** begin **

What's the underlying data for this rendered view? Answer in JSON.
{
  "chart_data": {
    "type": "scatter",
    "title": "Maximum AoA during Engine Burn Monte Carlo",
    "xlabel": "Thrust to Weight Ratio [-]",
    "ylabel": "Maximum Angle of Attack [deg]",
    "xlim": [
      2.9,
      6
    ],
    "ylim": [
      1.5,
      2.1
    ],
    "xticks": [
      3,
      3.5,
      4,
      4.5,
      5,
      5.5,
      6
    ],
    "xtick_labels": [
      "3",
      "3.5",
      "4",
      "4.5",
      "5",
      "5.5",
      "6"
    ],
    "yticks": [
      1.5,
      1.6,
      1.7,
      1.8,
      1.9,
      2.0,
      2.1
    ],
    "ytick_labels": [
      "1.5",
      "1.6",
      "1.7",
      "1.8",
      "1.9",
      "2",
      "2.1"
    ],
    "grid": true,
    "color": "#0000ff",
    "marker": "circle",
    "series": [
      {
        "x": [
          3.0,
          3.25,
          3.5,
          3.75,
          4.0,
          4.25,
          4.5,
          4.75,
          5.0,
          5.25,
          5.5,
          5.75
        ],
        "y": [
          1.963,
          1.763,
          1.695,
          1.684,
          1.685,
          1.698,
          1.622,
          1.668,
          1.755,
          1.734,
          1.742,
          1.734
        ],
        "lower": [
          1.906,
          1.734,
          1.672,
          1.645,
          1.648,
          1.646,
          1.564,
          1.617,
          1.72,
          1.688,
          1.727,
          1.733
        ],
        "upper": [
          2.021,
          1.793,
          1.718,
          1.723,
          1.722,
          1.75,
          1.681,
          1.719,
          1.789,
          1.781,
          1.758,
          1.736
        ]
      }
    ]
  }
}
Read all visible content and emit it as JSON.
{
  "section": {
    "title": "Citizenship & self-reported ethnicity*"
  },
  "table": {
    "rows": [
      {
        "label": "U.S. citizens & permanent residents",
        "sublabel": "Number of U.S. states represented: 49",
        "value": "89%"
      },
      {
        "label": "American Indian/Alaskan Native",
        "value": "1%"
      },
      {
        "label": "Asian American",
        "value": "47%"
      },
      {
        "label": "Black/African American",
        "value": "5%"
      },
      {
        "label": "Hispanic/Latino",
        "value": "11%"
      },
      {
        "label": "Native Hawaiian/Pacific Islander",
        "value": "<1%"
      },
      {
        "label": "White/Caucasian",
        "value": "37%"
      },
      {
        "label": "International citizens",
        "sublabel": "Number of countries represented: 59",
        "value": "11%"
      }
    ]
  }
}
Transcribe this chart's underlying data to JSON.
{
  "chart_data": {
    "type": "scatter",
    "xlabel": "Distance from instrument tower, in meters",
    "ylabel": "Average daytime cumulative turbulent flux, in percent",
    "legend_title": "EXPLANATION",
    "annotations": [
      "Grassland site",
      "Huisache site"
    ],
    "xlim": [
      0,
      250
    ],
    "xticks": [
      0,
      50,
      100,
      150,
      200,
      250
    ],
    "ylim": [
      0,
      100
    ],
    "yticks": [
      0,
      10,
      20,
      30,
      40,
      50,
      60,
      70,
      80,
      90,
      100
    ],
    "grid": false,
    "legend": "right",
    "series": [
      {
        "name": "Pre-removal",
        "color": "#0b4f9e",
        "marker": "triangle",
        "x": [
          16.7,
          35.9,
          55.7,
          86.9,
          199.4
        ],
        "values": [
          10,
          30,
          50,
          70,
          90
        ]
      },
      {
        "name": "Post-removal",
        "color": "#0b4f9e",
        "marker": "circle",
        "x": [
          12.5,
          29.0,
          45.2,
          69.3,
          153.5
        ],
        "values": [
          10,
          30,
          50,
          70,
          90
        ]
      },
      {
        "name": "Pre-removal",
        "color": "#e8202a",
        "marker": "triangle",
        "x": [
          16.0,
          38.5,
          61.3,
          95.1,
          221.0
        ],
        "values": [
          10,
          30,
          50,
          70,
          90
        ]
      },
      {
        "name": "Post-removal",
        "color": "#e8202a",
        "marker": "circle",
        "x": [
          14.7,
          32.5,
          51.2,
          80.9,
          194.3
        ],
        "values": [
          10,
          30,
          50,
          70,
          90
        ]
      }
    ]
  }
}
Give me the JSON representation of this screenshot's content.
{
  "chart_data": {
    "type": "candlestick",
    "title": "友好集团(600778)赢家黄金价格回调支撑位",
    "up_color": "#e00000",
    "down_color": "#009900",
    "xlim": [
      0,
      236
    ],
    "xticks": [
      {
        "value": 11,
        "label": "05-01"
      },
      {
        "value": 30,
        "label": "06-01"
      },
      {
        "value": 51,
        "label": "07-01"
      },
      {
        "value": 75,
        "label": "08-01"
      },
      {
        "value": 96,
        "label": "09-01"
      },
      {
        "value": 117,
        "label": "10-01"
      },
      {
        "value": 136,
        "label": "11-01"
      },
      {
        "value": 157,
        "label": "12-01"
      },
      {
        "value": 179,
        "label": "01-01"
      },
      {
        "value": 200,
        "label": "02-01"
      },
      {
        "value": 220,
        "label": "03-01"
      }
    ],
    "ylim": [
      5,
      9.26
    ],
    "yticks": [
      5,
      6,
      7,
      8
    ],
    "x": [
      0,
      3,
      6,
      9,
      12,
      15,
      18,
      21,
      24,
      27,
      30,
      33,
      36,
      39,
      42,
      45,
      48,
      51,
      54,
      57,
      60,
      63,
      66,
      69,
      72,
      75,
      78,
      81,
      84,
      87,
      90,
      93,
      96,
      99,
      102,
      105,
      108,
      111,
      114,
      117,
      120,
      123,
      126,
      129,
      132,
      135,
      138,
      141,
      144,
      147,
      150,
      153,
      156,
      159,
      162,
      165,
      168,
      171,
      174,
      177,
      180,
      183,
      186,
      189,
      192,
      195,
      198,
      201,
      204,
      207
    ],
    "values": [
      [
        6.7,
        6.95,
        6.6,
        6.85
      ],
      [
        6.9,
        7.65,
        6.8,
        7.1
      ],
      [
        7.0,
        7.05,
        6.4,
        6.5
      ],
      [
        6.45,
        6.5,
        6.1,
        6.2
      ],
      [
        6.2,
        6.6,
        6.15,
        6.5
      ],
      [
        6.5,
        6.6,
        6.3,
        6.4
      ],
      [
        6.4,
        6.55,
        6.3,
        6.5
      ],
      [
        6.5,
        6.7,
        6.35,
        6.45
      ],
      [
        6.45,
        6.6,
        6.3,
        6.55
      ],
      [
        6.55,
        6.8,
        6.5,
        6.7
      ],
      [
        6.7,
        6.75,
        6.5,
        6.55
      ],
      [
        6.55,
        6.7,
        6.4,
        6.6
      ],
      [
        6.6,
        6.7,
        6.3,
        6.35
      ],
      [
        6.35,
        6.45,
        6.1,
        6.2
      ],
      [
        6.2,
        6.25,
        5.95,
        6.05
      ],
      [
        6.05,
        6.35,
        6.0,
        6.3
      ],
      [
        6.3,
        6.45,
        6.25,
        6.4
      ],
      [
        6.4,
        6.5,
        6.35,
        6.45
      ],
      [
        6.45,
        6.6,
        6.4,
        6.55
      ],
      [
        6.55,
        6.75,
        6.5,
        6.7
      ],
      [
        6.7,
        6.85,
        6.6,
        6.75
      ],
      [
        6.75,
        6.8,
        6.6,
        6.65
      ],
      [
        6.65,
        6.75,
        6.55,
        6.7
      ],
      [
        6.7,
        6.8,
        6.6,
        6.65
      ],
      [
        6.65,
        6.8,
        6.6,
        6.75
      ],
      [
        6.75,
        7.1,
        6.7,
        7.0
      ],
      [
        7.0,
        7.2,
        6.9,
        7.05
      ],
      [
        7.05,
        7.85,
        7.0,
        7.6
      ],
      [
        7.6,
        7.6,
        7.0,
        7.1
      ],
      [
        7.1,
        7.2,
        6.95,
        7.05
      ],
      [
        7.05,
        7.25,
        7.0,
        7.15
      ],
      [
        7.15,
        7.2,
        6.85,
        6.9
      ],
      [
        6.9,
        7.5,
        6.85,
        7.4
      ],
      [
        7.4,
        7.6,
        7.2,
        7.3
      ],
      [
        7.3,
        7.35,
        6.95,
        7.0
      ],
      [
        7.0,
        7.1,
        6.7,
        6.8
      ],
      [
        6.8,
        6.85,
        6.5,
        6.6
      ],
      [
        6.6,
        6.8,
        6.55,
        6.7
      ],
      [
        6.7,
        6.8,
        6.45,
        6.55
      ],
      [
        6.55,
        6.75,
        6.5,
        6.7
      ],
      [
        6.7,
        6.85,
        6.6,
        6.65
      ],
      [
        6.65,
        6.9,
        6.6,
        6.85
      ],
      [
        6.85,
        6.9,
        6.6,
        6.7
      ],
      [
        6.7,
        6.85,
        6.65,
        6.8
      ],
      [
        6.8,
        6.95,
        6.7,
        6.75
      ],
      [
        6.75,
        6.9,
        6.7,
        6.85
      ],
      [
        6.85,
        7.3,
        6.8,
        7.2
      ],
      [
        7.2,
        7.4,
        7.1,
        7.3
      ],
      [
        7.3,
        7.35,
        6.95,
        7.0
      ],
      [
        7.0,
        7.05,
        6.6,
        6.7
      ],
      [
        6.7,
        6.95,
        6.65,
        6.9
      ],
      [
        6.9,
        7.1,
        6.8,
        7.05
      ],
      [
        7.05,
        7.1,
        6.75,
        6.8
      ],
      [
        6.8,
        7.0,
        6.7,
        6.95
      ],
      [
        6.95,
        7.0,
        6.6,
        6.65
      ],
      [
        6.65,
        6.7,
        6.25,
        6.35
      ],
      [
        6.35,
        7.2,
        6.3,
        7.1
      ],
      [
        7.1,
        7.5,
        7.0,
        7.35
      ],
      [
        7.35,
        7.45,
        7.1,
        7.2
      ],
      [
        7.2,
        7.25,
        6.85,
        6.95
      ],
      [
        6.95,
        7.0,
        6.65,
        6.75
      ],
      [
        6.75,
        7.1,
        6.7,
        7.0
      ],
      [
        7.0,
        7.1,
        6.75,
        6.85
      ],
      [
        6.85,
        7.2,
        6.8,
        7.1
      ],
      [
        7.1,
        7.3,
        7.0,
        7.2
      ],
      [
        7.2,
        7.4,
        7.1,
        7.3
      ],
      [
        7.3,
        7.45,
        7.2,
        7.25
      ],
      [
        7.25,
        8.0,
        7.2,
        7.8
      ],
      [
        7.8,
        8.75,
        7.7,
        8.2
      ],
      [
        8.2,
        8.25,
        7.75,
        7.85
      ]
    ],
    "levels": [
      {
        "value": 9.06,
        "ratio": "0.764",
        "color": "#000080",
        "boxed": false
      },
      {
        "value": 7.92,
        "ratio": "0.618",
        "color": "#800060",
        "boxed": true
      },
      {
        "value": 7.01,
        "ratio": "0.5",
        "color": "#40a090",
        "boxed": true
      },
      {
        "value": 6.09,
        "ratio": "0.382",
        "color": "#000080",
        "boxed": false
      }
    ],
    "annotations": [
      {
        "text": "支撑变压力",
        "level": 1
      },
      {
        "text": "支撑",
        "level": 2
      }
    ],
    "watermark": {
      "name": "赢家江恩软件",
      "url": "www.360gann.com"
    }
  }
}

** end **

# PROBLEM REQUIREMENTS
Using the records above, copy each line that contains "sublabel".

# CORRECT RESPONSE
        "sublabel": "Number of U.S. states represented: 49",
        "sublabel": "Number of countries represented: 59",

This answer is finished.